SUPPLIED DATA:
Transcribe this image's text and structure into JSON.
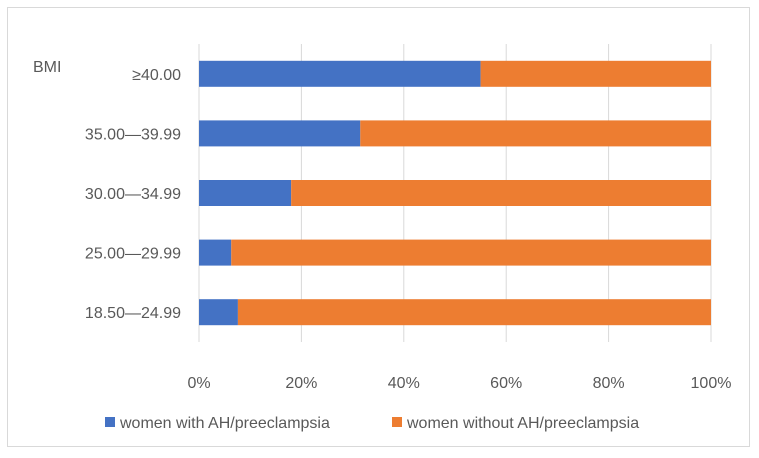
{
  "chart_data": {
    "type": "bar",
    "orientation": "horizontal",
    "stacked": "percent",
    "ylabel": "BMI",
    "categories": [
      "≥40.00",
      "35.00—39.99",
      "30.00—34.99",
      "25.00—29.99",
      "18.50—24.99"
    ],
    "series": [
      {
        "name": "women with AH/preeclampsia",
        "values": [
          55,
          31.5,
          18,
          6.3,
          7.6
        ],
        "color": "#4472C4"
      },
      {
        "name": "women without AH/preeclampsia",
        "values": [
          45,
          68.5,
          82,
          93.7,
          92.4
        ],
        "color": "#ED7D31"
      }
    ],
    "x_ticks": [
      "0%",
      "20%",
      "40%",
      "60%",
      "80%",
      "100%"
    ],
    "xlim": [
      0,
      100
    ],
    "grid": true,
    "legend_position": "bottom"
  }
}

OBJECTIVE:
Without the pictures, repeat all the records word for word.

RESPONSE BELOW:
Transcribe this image's text and structure into JSON.
{
  "chart_data": {
    "type": "bar",
    "orientation": "horizontal",
    "stacked": "percent",
    "ylabel": "BMI",
    "categories": [
      "≥40.00",
      "35.00—39.99",
      "30.00—34.99",
      "25.00—29.99",
      "18.50—24.99"
    ],
    "series": [
      {
        "name": "women with AH/preeclampsia",
        "values": [
          55,
          31.5,
          18,
          6.3,
          7.6
        ],
        "color": "#4472C4"
      },
      {
        "name": "women without AH/preeclampsia",
        "values": [
          45,
          68.5,
          82,
          93.7,
          92.4
        ],
        "color": "#ED7D31"
      }
    ],
    "x_ticks": [
      "0%",
      "20%",
      "40%",
      "60%",
      "80%",
      "100%"
    ],
    "xlim": [
      0,
      100
    ],
    "grid": true,
    "legend_position": "bottom"
  }
}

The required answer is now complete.